◆ **DIRECTIONS FOR THIS TASK**:
Show every line below where "девушки" can be found.

=== SUPPLIED MATERIAL ===

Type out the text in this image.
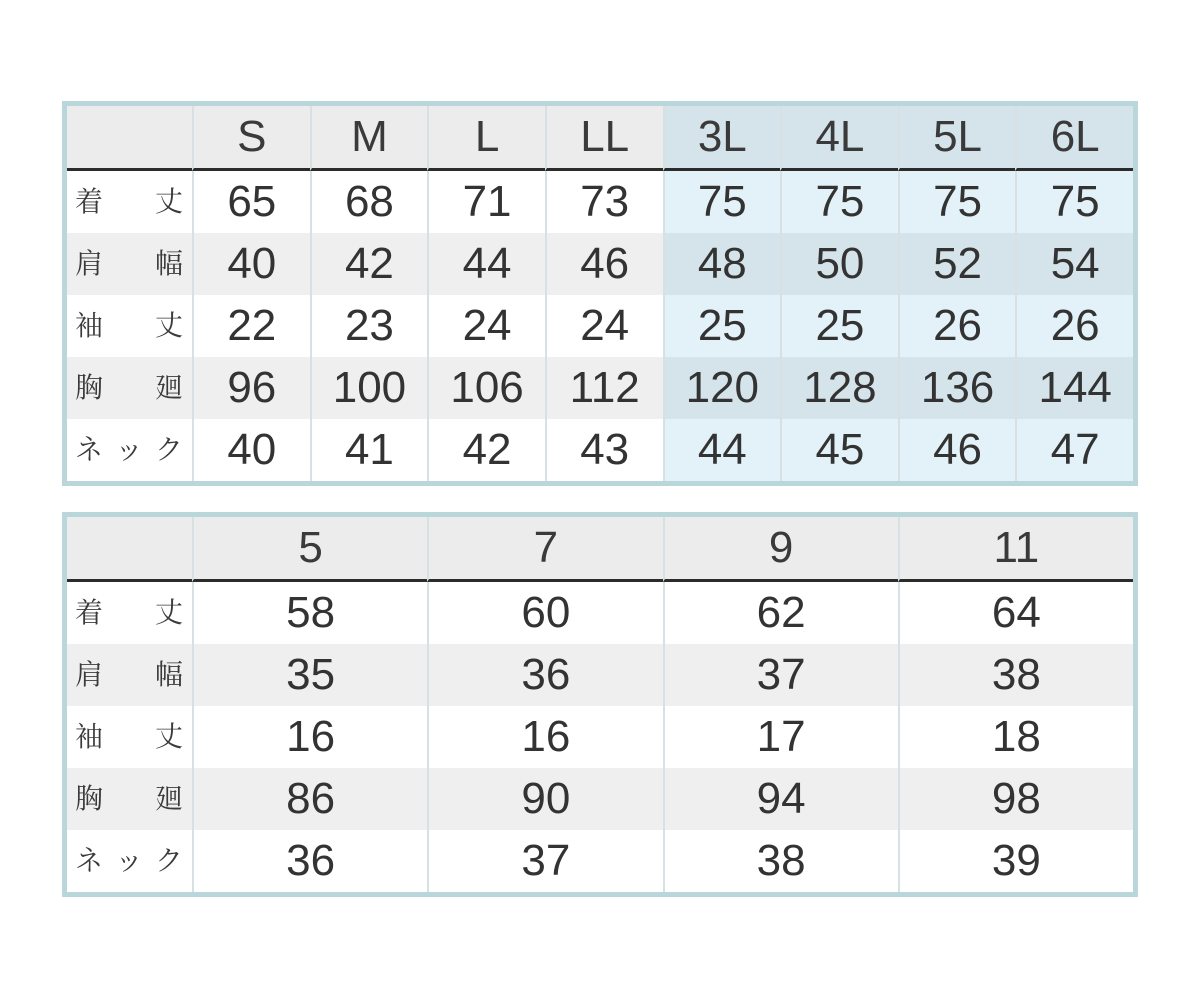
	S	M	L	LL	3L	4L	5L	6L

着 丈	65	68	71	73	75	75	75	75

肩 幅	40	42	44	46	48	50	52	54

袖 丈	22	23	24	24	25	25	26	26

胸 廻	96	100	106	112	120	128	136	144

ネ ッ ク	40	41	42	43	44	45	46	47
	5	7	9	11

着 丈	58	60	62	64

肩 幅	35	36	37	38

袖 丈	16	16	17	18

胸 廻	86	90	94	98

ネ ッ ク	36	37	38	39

===
=== SUPPLIED MATERIAL ===

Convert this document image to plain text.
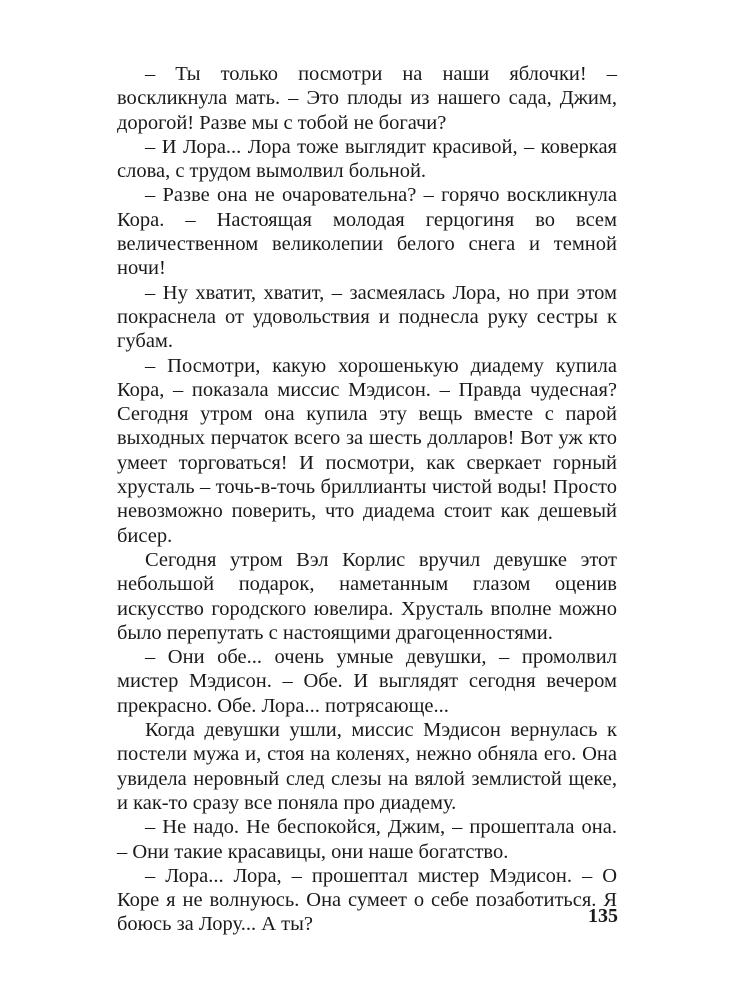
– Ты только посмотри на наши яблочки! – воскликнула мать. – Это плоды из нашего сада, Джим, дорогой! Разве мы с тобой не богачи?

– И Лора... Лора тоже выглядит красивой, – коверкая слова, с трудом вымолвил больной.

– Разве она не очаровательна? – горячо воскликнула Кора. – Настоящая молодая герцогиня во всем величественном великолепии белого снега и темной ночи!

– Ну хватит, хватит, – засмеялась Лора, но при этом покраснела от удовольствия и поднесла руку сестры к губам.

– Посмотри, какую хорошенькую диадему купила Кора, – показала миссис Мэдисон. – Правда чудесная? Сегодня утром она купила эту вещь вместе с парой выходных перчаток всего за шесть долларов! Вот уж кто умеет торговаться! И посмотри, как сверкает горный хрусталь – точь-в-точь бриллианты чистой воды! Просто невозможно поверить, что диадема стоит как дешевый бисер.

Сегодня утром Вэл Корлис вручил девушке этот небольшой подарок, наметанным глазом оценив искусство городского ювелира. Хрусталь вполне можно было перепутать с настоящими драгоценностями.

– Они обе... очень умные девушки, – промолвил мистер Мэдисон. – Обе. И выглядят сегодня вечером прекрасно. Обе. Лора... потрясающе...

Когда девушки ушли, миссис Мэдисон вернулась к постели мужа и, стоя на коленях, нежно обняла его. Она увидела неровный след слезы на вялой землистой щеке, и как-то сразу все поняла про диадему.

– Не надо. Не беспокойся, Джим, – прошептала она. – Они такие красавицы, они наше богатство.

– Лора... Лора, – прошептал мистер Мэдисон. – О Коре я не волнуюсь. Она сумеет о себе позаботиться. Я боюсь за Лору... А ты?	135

===

◆ **WRITTEN ANSWER**:
– Они обе... очень умные девушки, – промолвил мистер Мэдисон. – Обе. И выглядят сегодня вечером прекрасно. Обе. Лора... потрясающе...
Когда девушки ушли, миссис Мэдисон вернулась к постели мужа и, стоя на коленях, нежно обняла его. Она увидела неровный след слезы на вялой землистой щеке, и как-то сразу все поняла про диадему.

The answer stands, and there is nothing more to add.